━━━━━ DATASET CONTENT

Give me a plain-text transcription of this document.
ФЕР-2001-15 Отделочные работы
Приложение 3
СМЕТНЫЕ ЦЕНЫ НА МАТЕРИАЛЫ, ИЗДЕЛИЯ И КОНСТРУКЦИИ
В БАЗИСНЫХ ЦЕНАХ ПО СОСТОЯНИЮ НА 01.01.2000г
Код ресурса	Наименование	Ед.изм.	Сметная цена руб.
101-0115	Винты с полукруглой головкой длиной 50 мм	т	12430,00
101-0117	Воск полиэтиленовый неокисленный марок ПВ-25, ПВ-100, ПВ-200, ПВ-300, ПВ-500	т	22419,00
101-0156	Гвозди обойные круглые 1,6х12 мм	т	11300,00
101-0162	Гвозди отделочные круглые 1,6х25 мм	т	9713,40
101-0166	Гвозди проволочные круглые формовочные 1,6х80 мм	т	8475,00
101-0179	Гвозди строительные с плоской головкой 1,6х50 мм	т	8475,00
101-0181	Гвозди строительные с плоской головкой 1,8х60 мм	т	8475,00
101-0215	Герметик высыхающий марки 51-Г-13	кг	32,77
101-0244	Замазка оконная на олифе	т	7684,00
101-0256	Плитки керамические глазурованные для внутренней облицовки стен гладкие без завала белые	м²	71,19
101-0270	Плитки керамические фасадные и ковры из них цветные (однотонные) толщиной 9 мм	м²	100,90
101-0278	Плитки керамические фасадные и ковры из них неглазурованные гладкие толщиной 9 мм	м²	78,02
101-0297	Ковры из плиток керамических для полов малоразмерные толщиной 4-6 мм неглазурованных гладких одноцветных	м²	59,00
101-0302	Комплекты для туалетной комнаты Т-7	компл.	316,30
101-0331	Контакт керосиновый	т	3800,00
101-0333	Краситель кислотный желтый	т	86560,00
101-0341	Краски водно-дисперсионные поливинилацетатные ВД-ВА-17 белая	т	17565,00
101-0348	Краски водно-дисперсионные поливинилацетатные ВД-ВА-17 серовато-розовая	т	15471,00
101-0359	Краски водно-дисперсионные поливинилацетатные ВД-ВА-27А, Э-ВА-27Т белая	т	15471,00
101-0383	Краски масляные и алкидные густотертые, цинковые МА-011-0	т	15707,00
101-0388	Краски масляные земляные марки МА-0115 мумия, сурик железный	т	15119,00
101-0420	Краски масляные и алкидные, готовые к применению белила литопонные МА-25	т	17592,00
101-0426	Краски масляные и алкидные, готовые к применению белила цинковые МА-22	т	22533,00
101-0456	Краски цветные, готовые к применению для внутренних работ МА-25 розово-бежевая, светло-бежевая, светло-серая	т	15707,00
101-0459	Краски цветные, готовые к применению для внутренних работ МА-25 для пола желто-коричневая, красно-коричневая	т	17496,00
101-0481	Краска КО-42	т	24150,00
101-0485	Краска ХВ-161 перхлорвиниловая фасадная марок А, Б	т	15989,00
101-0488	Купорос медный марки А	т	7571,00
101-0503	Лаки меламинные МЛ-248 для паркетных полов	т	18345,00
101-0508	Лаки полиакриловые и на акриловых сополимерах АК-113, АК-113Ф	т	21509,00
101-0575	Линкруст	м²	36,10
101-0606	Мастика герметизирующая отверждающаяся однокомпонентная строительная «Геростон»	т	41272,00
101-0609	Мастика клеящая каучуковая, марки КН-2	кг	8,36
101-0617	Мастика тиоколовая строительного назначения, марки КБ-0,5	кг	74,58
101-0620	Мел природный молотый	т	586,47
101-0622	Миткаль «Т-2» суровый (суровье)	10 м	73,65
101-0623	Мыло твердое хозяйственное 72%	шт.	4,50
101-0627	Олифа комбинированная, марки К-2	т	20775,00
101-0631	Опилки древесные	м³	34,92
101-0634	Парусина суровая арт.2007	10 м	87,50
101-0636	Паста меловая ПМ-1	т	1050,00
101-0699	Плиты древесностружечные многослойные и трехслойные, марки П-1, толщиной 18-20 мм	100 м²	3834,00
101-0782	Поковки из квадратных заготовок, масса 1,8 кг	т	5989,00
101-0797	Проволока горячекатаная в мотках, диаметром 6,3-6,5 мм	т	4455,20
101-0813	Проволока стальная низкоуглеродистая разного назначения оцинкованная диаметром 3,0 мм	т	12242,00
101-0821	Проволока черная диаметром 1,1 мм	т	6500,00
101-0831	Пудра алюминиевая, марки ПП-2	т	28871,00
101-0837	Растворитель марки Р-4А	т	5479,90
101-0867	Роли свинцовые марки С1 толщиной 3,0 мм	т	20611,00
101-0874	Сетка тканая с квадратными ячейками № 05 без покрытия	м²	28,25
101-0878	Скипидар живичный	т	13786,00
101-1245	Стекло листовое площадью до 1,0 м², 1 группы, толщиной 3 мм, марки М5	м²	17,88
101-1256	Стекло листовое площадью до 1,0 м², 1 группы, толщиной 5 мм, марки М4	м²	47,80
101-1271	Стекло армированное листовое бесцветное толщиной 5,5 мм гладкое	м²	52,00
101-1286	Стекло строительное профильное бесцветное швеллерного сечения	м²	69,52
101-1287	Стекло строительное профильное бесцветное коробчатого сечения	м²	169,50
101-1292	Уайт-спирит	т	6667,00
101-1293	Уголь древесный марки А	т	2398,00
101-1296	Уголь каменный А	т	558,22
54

━━━━━━━━━━

WRITTEN EXERCISE.
Return all lines with the word "назначения" in them.

EXERCISE ANSWER.
101-0617	Мастика тиоколовая строительного назначения, марки КБ-0,5	кг	74,58
101-0813	Проволока стальная низкоуглеродистая разного назначения оцинкованная диаметром 3,0 мм	т	12242,00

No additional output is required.